EXTRACTED ENTRIES:
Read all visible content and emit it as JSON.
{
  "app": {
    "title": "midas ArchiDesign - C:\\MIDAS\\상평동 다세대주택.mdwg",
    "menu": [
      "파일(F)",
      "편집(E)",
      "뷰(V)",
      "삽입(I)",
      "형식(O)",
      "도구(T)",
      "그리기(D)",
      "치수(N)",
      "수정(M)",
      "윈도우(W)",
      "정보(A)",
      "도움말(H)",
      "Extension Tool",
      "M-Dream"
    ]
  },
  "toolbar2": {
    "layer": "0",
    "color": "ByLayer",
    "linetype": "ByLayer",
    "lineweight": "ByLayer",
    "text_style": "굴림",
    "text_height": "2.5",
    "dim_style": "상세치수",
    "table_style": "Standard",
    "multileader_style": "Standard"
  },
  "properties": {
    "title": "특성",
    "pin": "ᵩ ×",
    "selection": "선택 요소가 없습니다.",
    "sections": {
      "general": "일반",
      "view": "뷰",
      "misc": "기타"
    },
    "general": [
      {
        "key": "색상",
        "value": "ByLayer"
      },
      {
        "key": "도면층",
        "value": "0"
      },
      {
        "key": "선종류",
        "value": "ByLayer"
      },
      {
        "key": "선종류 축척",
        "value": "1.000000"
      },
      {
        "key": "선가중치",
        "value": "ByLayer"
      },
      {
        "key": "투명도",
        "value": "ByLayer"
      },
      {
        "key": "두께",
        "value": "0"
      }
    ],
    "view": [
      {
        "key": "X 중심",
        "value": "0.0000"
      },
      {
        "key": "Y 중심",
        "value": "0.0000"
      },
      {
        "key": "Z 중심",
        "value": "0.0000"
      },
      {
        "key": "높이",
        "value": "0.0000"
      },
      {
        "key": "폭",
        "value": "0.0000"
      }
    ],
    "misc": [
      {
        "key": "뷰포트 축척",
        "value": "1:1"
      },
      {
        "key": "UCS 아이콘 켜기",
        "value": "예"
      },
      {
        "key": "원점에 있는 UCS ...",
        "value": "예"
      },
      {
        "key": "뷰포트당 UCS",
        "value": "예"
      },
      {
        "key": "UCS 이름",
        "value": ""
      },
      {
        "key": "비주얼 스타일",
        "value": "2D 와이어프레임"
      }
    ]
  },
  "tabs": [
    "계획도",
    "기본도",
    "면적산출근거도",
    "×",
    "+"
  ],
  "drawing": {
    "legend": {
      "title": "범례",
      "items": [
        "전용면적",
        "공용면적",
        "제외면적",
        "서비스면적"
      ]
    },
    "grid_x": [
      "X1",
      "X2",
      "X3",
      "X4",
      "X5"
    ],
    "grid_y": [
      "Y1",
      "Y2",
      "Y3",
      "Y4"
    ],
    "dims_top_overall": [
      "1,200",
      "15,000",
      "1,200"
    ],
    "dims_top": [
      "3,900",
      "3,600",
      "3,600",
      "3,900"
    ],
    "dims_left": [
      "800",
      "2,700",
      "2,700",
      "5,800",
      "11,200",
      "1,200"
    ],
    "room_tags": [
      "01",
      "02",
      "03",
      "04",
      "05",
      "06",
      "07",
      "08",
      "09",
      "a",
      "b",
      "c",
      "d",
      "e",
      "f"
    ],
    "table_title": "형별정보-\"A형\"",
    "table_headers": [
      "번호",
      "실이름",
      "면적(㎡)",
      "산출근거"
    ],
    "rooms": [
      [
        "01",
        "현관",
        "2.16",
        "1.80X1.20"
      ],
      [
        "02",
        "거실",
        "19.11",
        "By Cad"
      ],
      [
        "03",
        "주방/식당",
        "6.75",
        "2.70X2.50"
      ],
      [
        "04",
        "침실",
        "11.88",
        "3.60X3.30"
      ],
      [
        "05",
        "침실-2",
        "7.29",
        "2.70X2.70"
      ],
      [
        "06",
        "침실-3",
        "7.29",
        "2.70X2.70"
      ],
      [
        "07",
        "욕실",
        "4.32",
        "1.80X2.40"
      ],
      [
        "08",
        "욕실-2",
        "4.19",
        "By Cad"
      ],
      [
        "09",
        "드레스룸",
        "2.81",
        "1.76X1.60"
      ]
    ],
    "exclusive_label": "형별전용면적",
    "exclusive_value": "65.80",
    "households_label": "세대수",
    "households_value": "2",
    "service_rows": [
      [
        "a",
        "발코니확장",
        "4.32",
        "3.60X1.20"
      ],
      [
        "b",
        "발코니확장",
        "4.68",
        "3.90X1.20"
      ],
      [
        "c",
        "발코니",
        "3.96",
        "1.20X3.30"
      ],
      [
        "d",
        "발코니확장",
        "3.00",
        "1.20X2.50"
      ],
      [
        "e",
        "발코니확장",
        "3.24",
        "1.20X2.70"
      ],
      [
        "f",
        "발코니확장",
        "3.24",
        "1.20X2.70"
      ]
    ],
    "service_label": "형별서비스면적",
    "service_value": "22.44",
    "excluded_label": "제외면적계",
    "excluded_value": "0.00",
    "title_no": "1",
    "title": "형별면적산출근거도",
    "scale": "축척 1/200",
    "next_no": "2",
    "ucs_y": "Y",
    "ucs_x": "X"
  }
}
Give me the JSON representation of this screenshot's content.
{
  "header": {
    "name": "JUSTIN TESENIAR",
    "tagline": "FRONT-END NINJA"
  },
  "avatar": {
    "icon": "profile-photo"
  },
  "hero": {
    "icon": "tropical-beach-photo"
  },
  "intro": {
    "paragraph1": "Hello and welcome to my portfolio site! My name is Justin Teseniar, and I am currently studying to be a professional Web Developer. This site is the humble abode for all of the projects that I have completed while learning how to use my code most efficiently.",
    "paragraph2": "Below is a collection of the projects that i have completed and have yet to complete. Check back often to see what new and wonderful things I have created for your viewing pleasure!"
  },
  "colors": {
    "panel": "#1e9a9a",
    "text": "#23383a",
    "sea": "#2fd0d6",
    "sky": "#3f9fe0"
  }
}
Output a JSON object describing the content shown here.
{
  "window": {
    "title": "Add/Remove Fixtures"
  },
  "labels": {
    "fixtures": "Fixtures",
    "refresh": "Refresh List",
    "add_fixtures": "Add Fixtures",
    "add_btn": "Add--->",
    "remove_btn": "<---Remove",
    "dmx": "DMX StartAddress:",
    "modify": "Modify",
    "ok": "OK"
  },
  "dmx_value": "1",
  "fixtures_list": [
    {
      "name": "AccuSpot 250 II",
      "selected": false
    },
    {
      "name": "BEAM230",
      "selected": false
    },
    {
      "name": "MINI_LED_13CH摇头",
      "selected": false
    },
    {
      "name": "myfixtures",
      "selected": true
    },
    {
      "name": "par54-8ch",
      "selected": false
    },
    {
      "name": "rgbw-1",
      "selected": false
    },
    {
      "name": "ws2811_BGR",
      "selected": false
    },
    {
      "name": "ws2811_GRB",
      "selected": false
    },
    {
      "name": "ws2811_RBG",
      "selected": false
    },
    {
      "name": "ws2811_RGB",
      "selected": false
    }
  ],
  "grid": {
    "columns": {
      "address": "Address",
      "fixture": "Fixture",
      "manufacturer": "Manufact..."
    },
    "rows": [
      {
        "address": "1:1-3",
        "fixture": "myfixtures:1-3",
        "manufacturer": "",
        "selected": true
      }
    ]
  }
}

WRITTEN EXERCISE: Print every entry exactly as it appears.

SOLUTION BELOW:
Read all visible content and emit it as JSON.
{
  "app": {
    "title": "midas ArchiDesign - C:\\MIDAS\\상평동 다세대주택.mdwg",
    "menu": [
      "파일(F)",
      "편집(E)",
      "뷰(V)",
      "삽입(I)",
      "형식(O)",
      "도구(T)",
      "그리기(D)",
      "치수(N)",
      "수정(M)",
      "윈도우(W)",
      "정보(A)",
      "도움말(H)",
      "Extension Tool",
      "M-Dream"
    ]
  },
  "toolbar2": {
    "layer": "0",
    "color": "ByLayer",
    "linetype": "ByLayer",
    "lineweight": "ByLayer",
    "text_style": "굴림",
    "text_height": "2.5",
    "dim_style": "상세치수",
    "table_style": "Standard",
    "multileader_style": "Standard"
  },
  "properties": {
    "title": "특성",
    "pin": "ᵩ ×",
    "selection": "선택 요소가 없습니다.",
    "sections": {
      "general": "일반",
      "view": "뷰",
      "misc": "기타"
    },
    "general": [
      {
        "key": "색상",
        "value": "ByLayer"
      },
      {
        "key": "도면층",
        "value": "0"
      },
      {
        "key": "선종류",
        "value": "ByLayer"
      },
      {
        "key": "선종류 축척",
        "value": "1.000000"
      },
      {
        "key": "선가중치",
        "value": "ByLayer"
      },
      {
        "key": "투명도",
        "value": "ByLayer"
      },
      {
        "key": "두께",
        "value": "0"
      }
    ],
    "view": [
      {
        "key": "X 중심",
        "value": "0.0000"
      },
      {
        "key": "Y 중심",
        "value": "0.0000"
      },
      {
        "key": "Z 중심",
        "value": "0.0000"
      },
      {
        "key": "높이",
        "value": "0.0000"
      },
      {
        "key": "폭",
        "value": "0.0000"
      }
    ],
    "misc": [
      {
        "key": "뷰포트 축척",
        "value": "1:1"
      },
      {
        "key": "UCS 아이콘 켜기",
        "value": "예"
      },
      {
        "key": "원점에 있는 UCS ...",
        "value": "예"
      },
      {
        "key": "뷰포트당 UCS",
        "value": "예"
      },
      {
        "key": "UCS 이름",
        "value": ""
      },
      {
        "key": "비주얼 스타일",
        "value": "2D 와이어프레임"
      }
    ]
  },
  "tabs": [
    "계획도",
    "기본도",
    "면적산출근거도",
    "×",
    "+"
  ],
  "drawing": {
    "legend": {
      "title": "범례",
      "items": [
        "전용면적",
        "공용면적",
        "제외면적",
        "서비스면적"
      ]
    },
    "grid_x": [
      "X1",
      "X2",
      "X3",
      "X4",
      "X5"
    ],
    "grid_y": [
      "Y1",
      "Y2",
      "Y3",
      "Y4"
    ],
    "dims_top_overall": [
      "1,200",
      "15,000",
      "1,200"
    ],
    "dims_top": [
      "3,900",
      "3,600",
      "3,600",
      "3,900"
    ],
    "dims_left": [
      "800",
      "2,700",
      "2,700",
      "5,800",
      "11,200",
      "1,200"
    ],
    "room_tags": [
      "01",
      "02",
      "03",
      "04",
      "05",
      "06",
      "07",
      "08",
      "09",
      "a",
      "b",
      "c",
      "d",
      "e",
      "f"
    ],
    "table_title": "형별정보-\"A형\"",
    "table_headers": [
      "번호",
      "실이름",
      "면적(㎡)",
      "산출근거"
    ],
    "rooms": [
      [
        "01",
        "현관",
        "2.16",
        "1.80X1.20"
      ],
      [
        "02",
        "거실",
        "19.11",
        "By Cad"
      ],
      [
        "03",
        "주방/식당",
        "6.75",
        "2.70X2.50"
      ],
      [
        "04",
        "침실",
        "11.88",
        "3.60X3.30"
      ],
      [
        "05",
        "침실-2",
        "7.29",
        "2.70X2.70"
      ],
      [
        "06",
        "침실-3",
        "7.29",
        "2.70X2.70"
      ],
      [
        "07",
        "욕실",
        "4.32",
        "1.80X2.40"
      ],
      [
        "08",
        "욕실-2",
        "4.19",
        "By Cad"
      ],
      [
        "09",
        "드레스룸",
        "2.81",
        "1.76X1.60"
      ]
    ],
    "exclusive_label": "형별전용면적",
    "exclusive_value": "65.80",
    "households_label": "세대수",
    "households_value": "2",
    "service_rows": [
      [
        "a",
        "발코니확장",
        "4.32",
        "3.60X1.20"
      ],
      [
        "b",
        "발코니확장",
        "4.68",
        "3.90X1.20"
      ],
      [
        "c",
        "발코니",
        "3.96",
        "1.20X3.30"
      ],
      [
        "d",
        "발코니확장",
        "3.00",
        "1.20X2.50"
      ],
      [
        "e",
        "발코니확장",
        "3.24",
        "1.20X2.70"
      ],
      [
        "f",
        "발코니확장",
        "3.24",
        "1.20X2.70"
      ]
    ],
    "service_label": "형별서비스면적",
    "service_value": "22.44",
    "excluded_label": "제외면적계",
    "excluded_value": "0.00",
    "title_no": "1",
    "title": "형별면적산출근거도",
    "scale": "축척 1/200",
    "next_no": "2",
    "ucs_y": "Y",
    "ucs_x": "X"
  }
}
Give me the JSON representation of this screenshot's content.
{
  "header": {
    "name": "JUSTIN TESENIAR",
    "tagline": "FRONT-END NINJA"
  },
  "avatar": {
    "icon": "profile-photo"
  },
  "hero": {
    "icon": "tropical-beach-photo"
  },
  "intro": {
    "paragraph1": "Hello and welcome to my portfolio site! My name is Justin Teseniar, and I am currently studying to be a professional Web Developer. This site is the humble abode for all of the projects that I have completed while learning how to use my code most efficiently.",
    "paragraph2": "Below is a collection of the projects that i have completed and have yet to complete. Check back often to see what new and wonderful things I have created for your viewing pleasure!"
  },
  "colors": {
    "panel": "#1e9a9a",
    "text": "#23383a",
    "sea": "#2fd0d6",
    "sky": "#3f9fe0"
  }
}
Output a JSON object describing the content shown here.
{
  "window": {
    "title": "Add/Remove Fixtures"
  },
  "labels": {
    "fixtures": "Fixtures",
    "refresh": "Refresh List",
    "add_fixtures": "Add Fixtures",
    "add_btn": "Add--->",
    "remove_btn": "<---Remove",
    "dmx": "DMX StartAddress:",
    "modify": "Modify",
    "ok": "OK"
  },
  "dmx_value": "1",
  "fixtures_list": [
    {
      "name": "AccuSpot 250 II",
      "selected": false
    },
    {
      "name": "BEAM230",
      "selected": false
    },
    {
      "name": "MINI_LED_13CH摇头",
      "selected": false
    },
    {
      "name": "myfixtures",
      "selected": true
    },
    {
      "name": "par54-8ch",
      "selected": false
    },
    {
      "name": "rgbw-1",
      "selected": false
    },
    {
      "name": "ws2811_BGR",
      "selected": false
    },
    {
      "name": "ws2811_GRB",
      "selected": false
    },
    {
      "name": "ws2811_RBG",
      "selected": false
    },
    {
      "name": "ws2811_RGB",
      "selected": false
    }
  ],
  "grid": {
    "columns": {
      "address": "Address",
      "fixture": "Fixture",
      "manufacturer": "Manufact..."
    },
    "rows": [
      {
        "address": "1:1-3",
        "fixture": "myfixtures:1-3",
        "manufacturer": "",
        "selected": true
      }
    ]
  }
}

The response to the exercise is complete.